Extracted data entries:
* * * * * * * * *

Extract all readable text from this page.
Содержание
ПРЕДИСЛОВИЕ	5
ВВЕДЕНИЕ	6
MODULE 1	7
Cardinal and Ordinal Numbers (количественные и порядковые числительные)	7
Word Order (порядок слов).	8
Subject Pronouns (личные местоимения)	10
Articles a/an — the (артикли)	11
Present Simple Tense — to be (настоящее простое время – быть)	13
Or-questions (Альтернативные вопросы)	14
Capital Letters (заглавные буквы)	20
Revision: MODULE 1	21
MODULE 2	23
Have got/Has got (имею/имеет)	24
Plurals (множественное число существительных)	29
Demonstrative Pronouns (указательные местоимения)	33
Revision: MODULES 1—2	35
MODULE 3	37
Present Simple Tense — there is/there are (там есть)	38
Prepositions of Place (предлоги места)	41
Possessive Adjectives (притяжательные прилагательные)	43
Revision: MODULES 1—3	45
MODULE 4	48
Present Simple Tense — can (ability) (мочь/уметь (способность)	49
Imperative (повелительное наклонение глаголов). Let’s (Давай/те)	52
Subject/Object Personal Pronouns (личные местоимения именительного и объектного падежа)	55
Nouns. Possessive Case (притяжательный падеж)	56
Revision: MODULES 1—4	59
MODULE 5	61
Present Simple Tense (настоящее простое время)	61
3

* * * * * * * * *

REQUIREMENT. Select, from the listing, all lines that include the word "Possessive".

THE SOLUTION.
Possessive Adjectives (притяжательные прилагательные)	43
Nouns. Possessive Case (притяжательный падеж)	56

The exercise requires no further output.